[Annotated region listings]
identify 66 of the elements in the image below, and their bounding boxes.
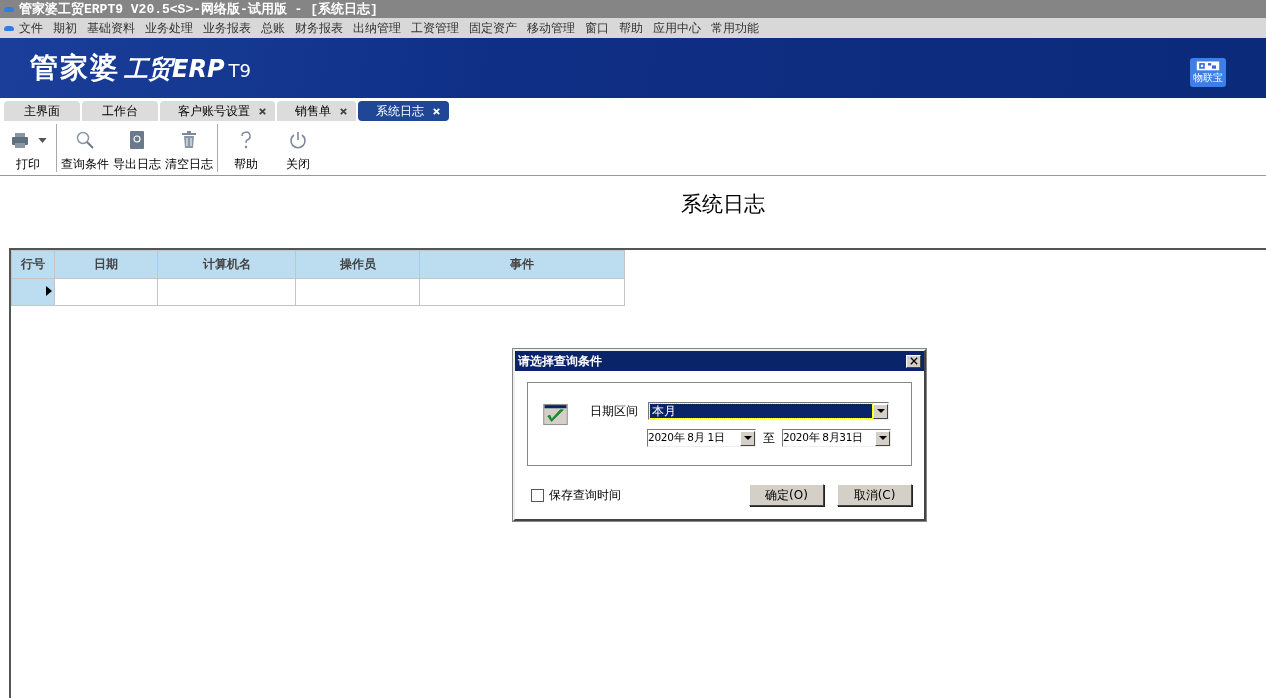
window-title: 管家婆工贸ERPT9 V20.5<S>-网络版-试用版 - [系统日志]	[19, 0, 378, 18]
column-header[interactable]: 日期	[54, 250, 158, 279]
close-button[interactable]	[906, 354, 921, 368]
column-header[interactable]: 计算机名	[157, 250, 296, 279]
logo-subtitle: 工贸ERP	[124, 54, 225, 85]
caret-icon	[37, 137, 47, 143]
menu-item[interactable]: 财务报表	[290, 19, 348, 37]
caret-icon	[878, 436, 887, 440]
close-icon[interactable]	[258, 106, 267, 116]
app-icon[interactable]	[4, 25, 14, 31]
menu-item[interactable]: 窗口	[580, 19, 614, 37]
to-label: 至	[763, 429, 775, 447]
printer-icon	[9, 130, 30, 150]
menu-item[interactable]: 固定资产	[464, 19, 522, 37]
date-range-dropdown[interactable]: 本月	[648, 402, 889, 420]
tab[interactable]: 系统日志	[358, 101, 449, 121]
app-icon	[4, 6, 14, 12]
row-pointer-icon	[46, 286, 52, 296]
checkbox[interactable]	[531, 488, 544, 502]
logo-version: T9	[228, 60, 251, 81]
search-button[interactable]: 查询条件	[59, 121, 111, 175]
menu-item[interactable]: 工资管理	[406, 19, 464, 37]
menu-item[interactable]: 常用功能	[706, 19, 764, 37]
tab[interactable]: 主界面	[4, 101, 80, 121]
menu-item[interactable]: 帮助	[614, 19, 648, 37]
ok-button[interactable]: 确定(O)	[749, 484, 824, 506]
caret-icon	[876, 409, 885, 413]
date-range-label: 日期区间	[590, 402, 639, 420]
page-title: 系统日志	[680, 191, 766, 218]
menu-item[interactable]: 业务处理	[140, 19, 198, 37]
trash-icon	[179, 130, 199, 150]
tab[interactable]: 客户账号设置	[160, 101, 275, 121]
column-header[interactable]: 事件	[419, 250, 625, 279]
trash-button[interactable]: 清空日志	[163, 121, 215, 175]
print-button[interactable]: 打印	[2, 121, 54, 175]
tab[interactable]: 工作台	[82, 101, 158, 121]
row-header[interactable]	[11, 278, 55, 306]
menu-item[interactable]: 基础资料	[82, 19, 140, 37]
close-icon[interactable]	[339, 106, 348, 116]
menu-item[interactable]: 出纳管理	[348, 19, 406, 37]
menu-item[interactable]: 文件	[14, 19, 48, 37]
cancel-button[interactable]: 取消(C)	[837, 484, 912, 506]
menu-item[interactable]: 总账	[256, 19, 290, 37]
qr-icon	[1196, 59, 1220, 71]
menu-item[interactable]: 期初	[48, 19, 82, 37]
menu-item[interactable]: 应用中心	[648, 19, 706, 37]
help-button[interactable]: 帮助	[220, 121, 272, 175]
search-icon	[75, 130, 95, 150]
dialog-title: 请选择查询条件	[518, 352, 602, 370]
checkmark-icon	[543, 401, 568, 428]
checkbox-label: 保存查询时间	[549, 486, 621, 504]
iot-badge[interactable]: 物联宝	[1190, 57, 1226, 87]
menu-item[interactable]: 业务报表	[198, 19, 256, 37]
column-header[interactable]: 行号	[11, 250, 55, 279]
start-date-picker[interactable]: 2020年 8月 1日	[647, 429, 756, 447]
export-button[interactable]: 导出日志	[111, 121, 163, 175]
caret-icon	[743, 436, 752, 440]
power-icon	[288, 130, 308, 150]
column-header[interactable]: 操作员	[295, 250, 420, 279]
close-icon	[909, 357, 918, 365]
book-icon	[127, 130, 147, 150]
menu-item[interactable]: 移动管理	[522, 19, 580, 37]
end-date-picker[interactable]: 2020年 8月31日	[782, 429, 891, 447]
logo-text: 管家婆	[30, 50, 120, 86]
tab[interactable]: 销售单	[277, 101, 356, 121]
power-button[interactable]: 关闭	[272, 121, 324, 175]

• _Directive_
Reproduce the records above word for word, leaving out the pictures.

• _Written reply_
identify 66 of the elements in the image below, and their bounding boxes.
window-title: 管家婆工贸ERPT9 V20.5<S>-网络版-试用版 - [系统日志]	[19, 0, 378, 18]
column-header[interactable]: 日期	[54, 250, 158, 279]
close-button[interactable]	[906, 354, 921, 368]
column-header[interactable]: 计算机名	[157, 250, 296, 279]
logo-subtitle: 工贸ERP	[124, 54, 225, 85]
caret-icon	[37, 137, 47, 143]
menu-item[interactable]: 财务报表	[290, 19, 348, 37]
caret-icon	[878, 436, 887, 440]
close-icon[interactable]	[258, 106, 267, 116]
app-icon[interactable]	[4, 25, 14, 31]
menu-item[interactable]: 窗口	[580, 19, 614, 37]
to-label: 至	[763, 429, 775, 447]
printer-icon	[9, 130, 30, 150]
menu-item[interactable]: 固定资产	[464, 19, 522, 37]
date-range-dropdown[interactable]: 本月	[648, 402, 889, 420]
tab[interactable]: 系统日志	[358, 101, 449, 121]
app-icon	[4, 6, 14, 12]
row-pointer-icon	[46, 286, 52, 296]
checkbox[interactable]	[531, 488, 544, 502]
logo-version: T9	[228, 60, 251, 81]
search-button[interactable]: 查询条件	[59, 121, 111, 175]
menu-item[interactable]: 工资管理	[406, 19, 464, 37]
menu-item[interactable]: 常用功能	[706, 19, 764, 37]
tab[interactable]: 主界面	[4, 101, 80, 121]
menu-item[interactable]: 帮助	[614, 19, 648, 37]
ok-button[interactable]: 确定(O)	[749, 484, 824, 506]
caret-icon	[876, 409, 885, 413]
date-range-label: 日期区间	[590, 402, 639, 420]
page-title: 系统日志	[680, 191, 766, 218]
menu-item[interactable]: 业务处理	[140, 19, 198, 37]
trash-icon	[179, 130, 199, 150]
tab[interactable]: 客户账号设置	[160, 101, 275, 121]
column-header[interactable]: 事件	[419, 250, 625, 279]
trash-button[interactable]: 清空日志	[163, 121, 215, 175]
print-button[interactable]: 打印	[2, 121, 54, 175]
tab[interactable]: 工作台	[82, 101, 158, 121]
row-header[interactable]	[11, 278, 55, 306]
menu-item[interactable]: 基础资料	[82, 19, 140, 37]
close-icon[interactable]	[339, 106, 348, 116]
menu-item[interactable]: 出纳管理	[348, 19, 406, 37]
menu-item[interactable]: 文件	[14, 19, 48, 37]
cancel-button[interactable]: 取消(C)	[837, 484, 912, 506]
menu-item[interactable]: 总账	[256, 19, 290, 37]
qr-icon	[1196, 59, 1220, 71]
menu-item[interactable]: 期初	[48, 19, 82, 37]
menu-item[interactable]: 应用中心	[648, 19, 706, 37]
help-button[interactable]: 帮助	[220, 121, 272, 175]
search-icon	[75, 130, 95, 150]
dialog-title: 请选择查询条件	[518, 352, 602, 370]
checkmark-icon	[543, 401, 568, 428]
checkbox-label: 保存查询时间	[549, 486, 621, 504]
iot-badge[interactable]: 物联宝	[1190, 57, 1226, 87]
menu-item[interactable]: 业务报表	[198, 19, 256, 37]
column-header[interactable]: 行号	[11, 250, 55, 279]
start-date-picker[interactable]: 2020年 8月 1日	[647, 429, 756, 447]
export-button[interactable]: 导出日志	[111, 121, 163, 175]
caret-icon	[743, 436, 752, 440]
power-icon	[288, 130, 308, 150]
column-header[interactable]: 操作员	[295, 250, 420, 279]
close-icon	[909, 357, 918, 365]
book-icon	[127, 130, 147, 150]
menu-item[interactable]: 移动管理	[522, 19, 580, 37]
end-date-picker[interactable]: 2020年 8月31日	[782, 429, 891, 447]
logo-text: 管家婆	[30, 50, 120, 86]
tab[interactable]: 销售单	[277, 101, 356, 121]
power-button[interactable]: 关闭	[272, 121, 324, 175]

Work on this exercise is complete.